--- Start Record excerpts ---

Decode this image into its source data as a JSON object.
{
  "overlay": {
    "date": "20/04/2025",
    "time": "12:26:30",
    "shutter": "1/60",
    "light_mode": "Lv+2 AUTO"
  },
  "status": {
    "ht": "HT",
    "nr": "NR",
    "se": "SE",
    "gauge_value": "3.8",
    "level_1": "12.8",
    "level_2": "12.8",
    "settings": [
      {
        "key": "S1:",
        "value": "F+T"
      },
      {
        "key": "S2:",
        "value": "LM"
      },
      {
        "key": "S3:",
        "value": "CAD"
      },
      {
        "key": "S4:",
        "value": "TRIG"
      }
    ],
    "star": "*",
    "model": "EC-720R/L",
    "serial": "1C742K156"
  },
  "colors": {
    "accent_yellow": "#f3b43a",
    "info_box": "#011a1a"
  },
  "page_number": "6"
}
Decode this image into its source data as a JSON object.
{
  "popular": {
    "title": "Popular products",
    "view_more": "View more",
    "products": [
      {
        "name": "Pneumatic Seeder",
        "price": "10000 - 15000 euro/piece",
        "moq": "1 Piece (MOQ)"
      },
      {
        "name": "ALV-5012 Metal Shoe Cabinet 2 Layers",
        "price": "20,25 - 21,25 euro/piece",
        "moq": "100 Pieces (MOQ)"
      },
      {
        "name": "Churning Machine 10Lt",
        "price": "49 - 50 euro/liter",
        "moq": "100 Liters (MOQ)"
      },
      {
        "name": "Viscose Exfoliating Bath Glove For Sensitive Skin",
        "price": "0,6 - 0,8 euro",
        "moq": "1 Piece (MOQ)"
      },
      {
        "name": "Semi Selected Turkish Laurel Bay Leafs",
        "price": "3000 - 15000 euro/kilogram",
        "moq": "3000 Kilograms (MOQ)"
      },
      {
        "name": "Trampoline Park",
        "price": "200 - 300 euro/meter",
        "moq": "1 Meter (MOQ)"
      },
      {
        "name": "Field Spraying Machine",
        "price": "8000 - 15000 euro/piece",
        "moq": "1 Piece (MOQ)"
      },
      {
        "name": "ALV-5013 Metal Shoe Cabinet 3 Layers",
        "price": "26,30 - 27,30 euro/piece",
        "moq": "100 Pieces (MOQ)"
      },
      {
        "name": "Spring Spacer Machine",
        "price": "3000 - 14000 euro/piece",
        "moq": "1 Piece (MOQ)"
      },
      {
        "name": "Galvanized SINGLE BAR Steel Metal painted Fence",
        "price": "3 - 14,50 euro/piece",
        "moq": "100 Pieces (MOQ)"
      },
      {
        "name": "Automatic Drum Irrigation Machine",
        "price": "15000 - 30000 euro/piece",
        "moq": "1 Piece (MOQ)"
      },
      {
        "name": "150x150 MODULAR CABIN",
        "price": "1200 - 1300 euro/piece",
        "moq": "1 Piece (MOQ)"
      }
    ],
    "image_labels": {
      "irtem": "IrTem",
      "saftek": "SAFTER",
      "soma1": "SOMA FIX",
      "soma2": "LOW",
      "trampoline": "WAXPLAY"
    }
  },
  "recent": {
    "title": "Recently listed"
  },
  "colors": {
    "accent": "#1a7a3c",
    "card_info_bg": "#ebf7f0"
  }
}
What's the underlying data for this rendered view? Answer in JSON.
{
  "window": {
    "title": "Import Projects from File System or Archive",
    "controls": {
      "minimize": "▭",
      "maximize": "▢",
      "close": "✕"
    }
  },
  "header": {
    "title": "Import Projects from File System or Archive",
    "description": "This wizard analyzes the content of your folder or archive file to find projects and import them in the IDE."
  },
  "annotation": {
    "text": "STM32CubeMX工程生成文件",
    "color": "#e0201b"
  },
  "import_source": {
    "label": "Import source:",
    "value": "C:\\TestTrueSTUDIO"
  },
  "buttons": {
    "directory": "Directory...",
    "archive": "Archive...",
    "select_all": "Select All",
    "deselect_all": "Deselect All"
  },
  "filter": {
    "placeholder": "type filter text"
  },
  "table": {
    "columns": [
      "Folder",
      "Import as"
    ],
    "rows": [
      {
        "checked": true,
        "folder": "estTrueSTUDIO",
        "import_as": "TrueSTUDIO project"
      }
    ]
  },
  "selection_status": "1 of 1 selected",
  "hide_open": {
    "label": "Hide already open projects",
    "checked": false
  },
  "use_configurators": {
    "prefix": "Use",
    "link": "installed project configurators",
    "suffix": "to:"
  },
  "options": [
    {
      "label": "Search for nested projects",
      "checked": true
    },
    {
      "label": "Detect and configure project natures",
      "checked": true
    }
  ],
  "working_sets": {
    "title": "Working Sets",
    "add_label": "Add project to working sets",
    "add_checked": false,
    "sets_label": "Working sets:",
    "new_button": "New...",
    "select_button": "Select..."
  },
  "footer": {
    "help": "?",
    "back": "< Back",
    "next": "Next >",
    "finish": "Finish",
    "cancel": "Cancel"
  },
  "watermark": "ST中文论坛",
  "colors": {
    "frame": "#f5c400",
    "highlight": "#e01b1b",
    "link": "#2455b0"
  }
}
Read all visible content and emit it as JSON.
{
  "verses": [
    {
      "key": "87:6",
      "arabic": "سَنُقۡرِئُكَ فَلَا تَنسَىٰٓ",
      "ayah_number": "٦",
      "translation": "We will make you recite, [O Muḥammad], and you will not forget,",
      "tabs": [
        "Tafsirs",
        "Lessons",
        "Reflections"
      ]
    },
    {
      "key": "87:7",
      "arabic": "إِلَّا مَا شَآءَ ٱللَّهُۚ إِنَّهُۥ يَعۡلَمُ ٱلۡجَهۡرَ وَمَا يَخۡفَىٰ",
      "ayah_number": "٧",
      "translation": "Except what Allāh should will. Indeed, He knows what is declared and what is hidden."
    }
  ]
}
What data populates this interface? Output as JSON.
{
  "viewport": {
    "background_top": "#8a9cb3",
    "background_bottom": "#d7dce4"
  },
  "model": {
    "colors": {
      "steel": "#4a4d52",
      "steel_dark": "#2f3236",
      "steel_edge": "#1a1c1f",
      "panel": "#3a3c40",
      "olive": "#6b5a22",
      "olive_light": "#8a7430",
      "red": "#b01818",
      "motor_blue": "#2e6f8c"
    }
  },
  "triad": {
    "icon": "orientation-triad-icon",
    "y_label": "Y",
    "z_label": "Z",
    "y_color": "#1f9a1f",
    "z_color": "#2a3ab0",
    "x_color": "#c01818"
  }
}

--- End Record excerpts ---

→ **Written instruction**: Copy all the entries verbatim.

→ **Problem solution**:
Decode this image into its source data as a JSON object.
{
  "overlay": {
    "date": "20/04/2025",
    "time": "12:26:30",
    "shutter": "1/60",
    "light_mode": "Lv+2 AUTO"
  },
  "status": {
    "ht": "HT",
    "nr": "NR",
    "se": "SE",
    "gauge_value": "3.8",
    "level_1": "12.8",
    "level_2": "12.8",
    "settings": [
      {
        "key": "S1:",
        "value": "F+T"
      },
      {
        "key": "S2:",
        "value": "LM"
      },
      {
        "key": "S3:",
        "value": "CAD"
      },
      {
        "key": "S4:",
        "value": "TRIG"
      }
    ],
    "star": "*",
    "model": "EC-720R/L",
    "serial": "1C742K156"
  },
  "colors": {
    "accent_yellow": "#f3b43a",
    "info_box": "#011a1a"
  },
  "page_number": "6"
}
Decode this image into its source data as a JSON object.
{
  "popular": {
    "title": "Popular products",
    "view_more": "View more",
    "products": [
      {
        "name": "Pneumatic Seeder",
        "price": "10000 - 15000 euro/piece",
        "moq": "1 Piece (MOQ)"
      },
      {
        "name": "ALV-5012 Metal Shoe Cabinet 2 Layers",
        "price": "20,25 - 21,25 euro/piece",
        "moq": "100 Pieces (MOQ)"
      },
      {
        "name": "Churning Machine 10Lt",
        "price": "49 - 50 euro/liter",
        "moq": "100 Liters (MOQ)"
      },
      {
        "name": "Viscose Exfoliating Bath Glove For Sensitive Skin",
        "price": "0,6 - 0,8 euro",
        "moq": "1 Piece (MOQ)"
      },
      {
        "name": "Semi Selected Turkish Laurel Bay Leafs",
        "price": "3000 - 15000 euro/kilogram",
        "moq": "3000 Kilograms (MOQ)"
      },
      {
        "name": "Trampoline Park",
        "price": "200 - 300 euro/meter",
        "moq": "1 Meter (MOQ)"
      },
      {
        "name": "Field Spraying Machine",
        "price": "8000 - 15000 euro/piece",
        "moq": "1 Piece (MOQ)"
      },
      {
        "name": "ALV-5013 Metal Shoe Cabinet 3 Layers",
        "price": "26,30 - 27,30 euro/piece",
        "moq": "100 Pieces (MOQ)"
      },
      {
        "name": "Spring Spacer Machine",
        "price": "3000 - 14000 euro/piece",
        "moq": "1 Piece (MOQ)"
      },
      {
        "name": "Galvanized SINGLE BAR Steel Metal painted Fence",
        "price": "3 - 14,50 euro/piece",
        "moq": "100 Pieces (MOQ)"
      },
      {
        "name": "Automatic Drum Irrigation Machine",
        "price": "15000 - 30000 euro/piece",
        "moq": "1 Piece (MOQ)"
      },
      {
        "name": "150x150 MODULAR CABIN",
        "price": "1200 - 1300 euro/piece",
        "moq": "1 Piece (MOQ)"
      }
    ],
    "image_labels": {
      "irtem": "IrTem",
      "saftek": "SAFTER",
      "soma1": "SOMA FIX",
      "soma2": "LOW",
      "trampoline": "WAXPLAY"
    }
  },
  "recent": {
    "title": "Recently listed"
  },
  "colors": {
    "accent": "#1a7a3c",
    "card_info_bg": "#ebf7f0"
  }
}
What's the underlying data for this rendered view? Answer in JSON.
{
  "window": {
    "title": "Import Projects from File System or Archive",
    "controls": {
      "minimize": "▭",
      "maximize": "▢",
      "close": "✕"
    }
  },
  "header": {
    "title": "Import Projects from File System or Archive",
    "description": "This wizard analyzes the content of your folder or archive file to find projects and import them in the IDE."
  },
  "annotation": {
    "text": "STM32CubeMX工程生成文件",
    "color": "#e0201b"
  },
  "import_source": {
    "label": "Import source:",
    "value": "C:\\TestTrueSTUDIO"
  },
  "buttons": {
    "directory": "Directory...",
    "archive": "Archive...",
    "select_all": "Select All",
    "deselect_all": "Deselect All"
  },
  "filter": {
    "placeholder": "type filter text"
  },
  "table": {
    "columns": [
      "Folder",
      "Import as"
    ],
    "rows": [
      {
        "checked": true,
        "folder": "estTrueSTUDIO",
        "import_as": "TrueSTUDIO project"
      }
    ]
  },
  "selection_status": "1 of 1 selected",
  "hide_open": {
    "label": "Hide already open projects",
    "checked": false
  },
  "use_configurators": {
    "prefix": "Use",
    "link": "installed project configurators",
    "suffix": "to:"
  },
  "options": [
    {
      "label": "Search for nested projects",
      "checked": true
    },
    {
      "label": "Detect and configure project natures",
      "checked": true
    }
  ],
  "working_sets": {
    "title": "Working Sets",
    "add_label": "Add project to working sets",
    "add_checked": false,
    "sets_label": "Working sets:",
    "new_button": "New...",
    "select_button": "Select..."
  },
  "footer": {
    "help": "?",
    "back": "< Back",
    "next": "Next >",
    "finish": "Finish",
    "cancel": "Cancel"
  },
  "watermark": "ST中文论坛",
  "colors": {
    "frame": "#f5c400",
    "highlight": "#e01b1b",
    "link": "#2455b0"
  }
}
Read all visible content and emit it as JSON.
{
  "verses": [
    {
      "key": "87:6",
      "arabic": "سَنُقۡرِئُكَ فَلَا تَنسَىٰٓ",
      "ayah_number": "٦",
      "translation": "We will make you recite, [O Muḥammad], and you will not forget,",
      "tabs": [
        "Tafsirs",
        "Lessons",
        "Reflections"
      ]
    },
    {
      "key": "87:7",
      "arabic": "إِلَّا مَا شَآءَ ٱللَّهُۚ إِنَّهُۥ يَعۡلَمُ ٱلۡجَهۡرَ وَمَا يَخۡفَىٰ",
      "ayah_number": "٧",
      "translation": "Except what Allāh should will. Indeed, He knows what is declared and what is hidden."
    }
  ]
}
What data populates this interface? Output as JSON.
{
  "viewport": {
    "background_top": "#8a9cb3",
    "background_bottom": "#d7dce4"
  },
  "model": {
    "colors": {
      "steel": "#4a4d52",
      "steel_dark": "#2f3236",
      "steel_edge": "#1a1c1f",
      "panel": "#3a3c40",
      "olive": "#6b5a22",
      "olive_light": "#8a7430",
      "red": "#b01818",
      "motor_blue": "#2e6f8c"
    }
  },
  "triad": {
    "icon": "orientation-triad-icon",
    "y_label": "Y",
    "z_label": "Z",
    "y_color": "#1f9a1f",
    "z_color": "#2a3ab0",
    "x_color": "#c01818"
  }
}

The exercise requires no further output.